Instruction: Each line containing the word "chengdu" must be collected.

+-------+

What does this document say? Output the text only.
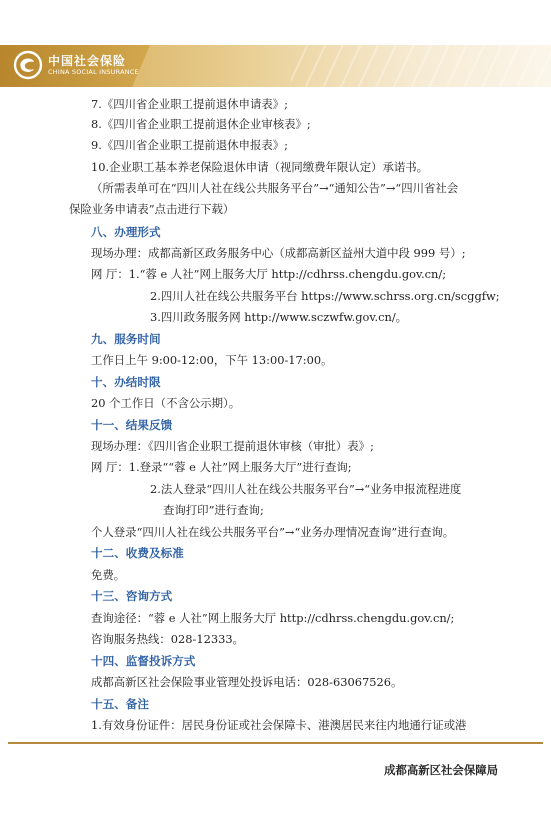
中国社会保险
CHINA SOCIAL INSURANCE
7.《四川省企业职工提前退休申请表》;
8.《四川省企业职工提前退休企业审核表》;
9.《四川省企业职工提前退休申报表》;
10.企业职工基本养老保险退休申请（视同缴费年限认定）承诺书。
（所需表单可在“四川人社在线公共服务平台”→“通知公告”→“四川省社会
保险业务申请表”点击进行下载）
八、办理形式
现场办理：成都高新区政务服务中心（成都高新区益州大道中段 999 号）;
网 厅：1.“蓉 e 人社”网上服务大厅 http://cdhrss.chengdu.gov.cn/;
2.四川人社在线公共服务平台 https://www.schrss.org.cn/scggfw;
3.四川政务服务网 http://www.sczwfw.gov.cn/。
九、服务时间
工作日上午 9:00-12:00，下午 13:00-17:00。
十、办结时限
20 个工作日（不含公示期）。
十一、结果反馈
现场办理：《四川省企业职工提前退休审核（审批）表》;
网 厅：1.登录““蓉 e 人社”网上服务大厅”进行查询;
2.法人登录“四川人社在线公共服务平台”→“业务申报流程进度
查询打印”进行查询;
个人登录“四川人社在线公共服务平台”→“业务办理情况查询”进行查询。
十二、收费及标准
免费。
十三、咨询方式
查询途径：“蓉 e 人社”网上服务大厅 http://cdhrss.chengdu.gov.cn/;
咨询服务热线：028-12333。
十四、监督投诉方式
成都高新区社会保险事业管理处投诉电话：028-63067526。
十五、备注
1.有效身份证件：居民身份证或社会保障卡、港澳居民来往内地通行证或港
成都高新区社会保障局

+-------+

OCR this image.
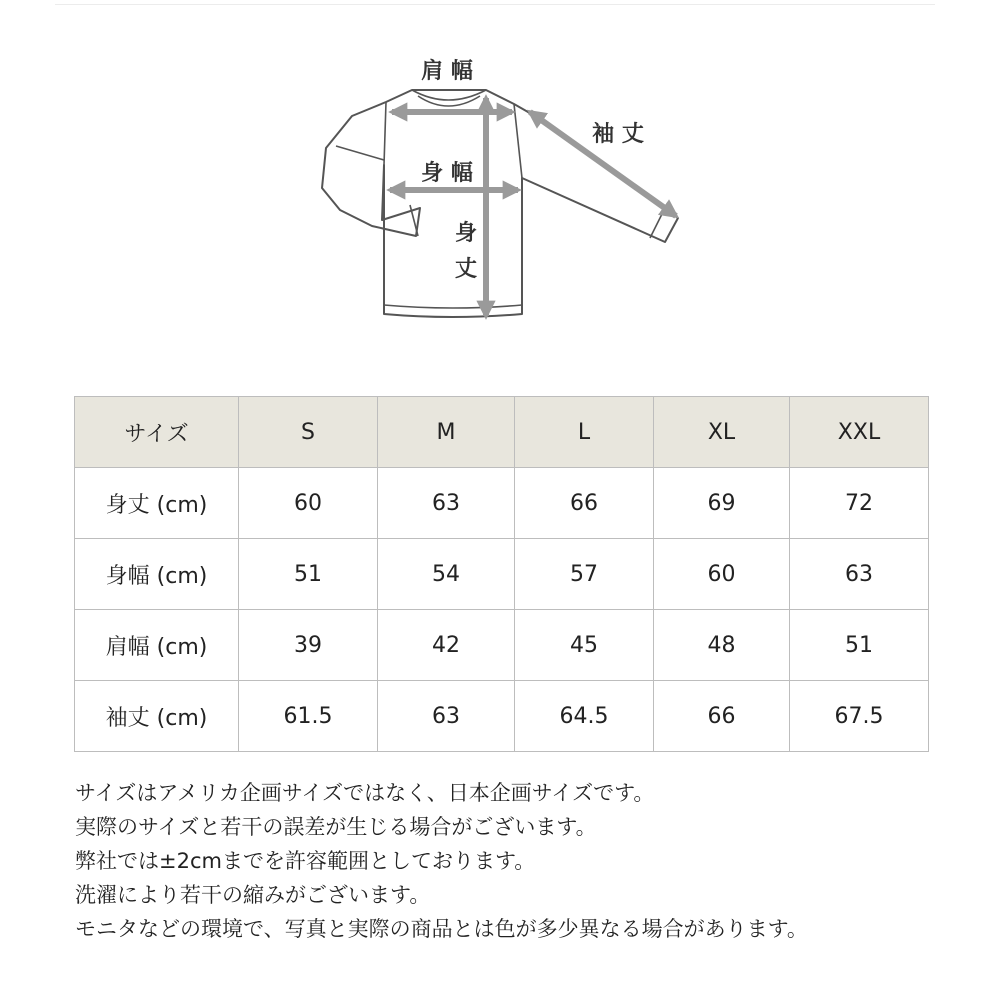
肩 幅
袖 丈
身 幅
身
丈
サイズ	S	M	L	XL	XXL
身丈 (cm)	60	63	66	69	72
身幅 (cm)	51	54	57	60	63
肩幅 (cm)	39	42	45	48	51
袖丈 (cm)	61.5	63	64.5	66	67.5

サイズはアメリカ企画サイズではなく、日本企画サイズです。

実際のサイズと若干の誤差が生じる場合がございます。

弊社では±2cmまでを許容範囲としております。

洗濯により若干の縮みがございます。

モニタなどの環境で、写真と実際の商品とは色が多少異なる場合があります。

+-------+

Exercise result:
网 厅：1.“蓉 e 人社”网上服务大厅 http://cdhrss.chengdu.gov.cn/;
查询途径：“蓉 e 人社”网上服务大厅 http://cdhrss.chengdu.gov.cn/;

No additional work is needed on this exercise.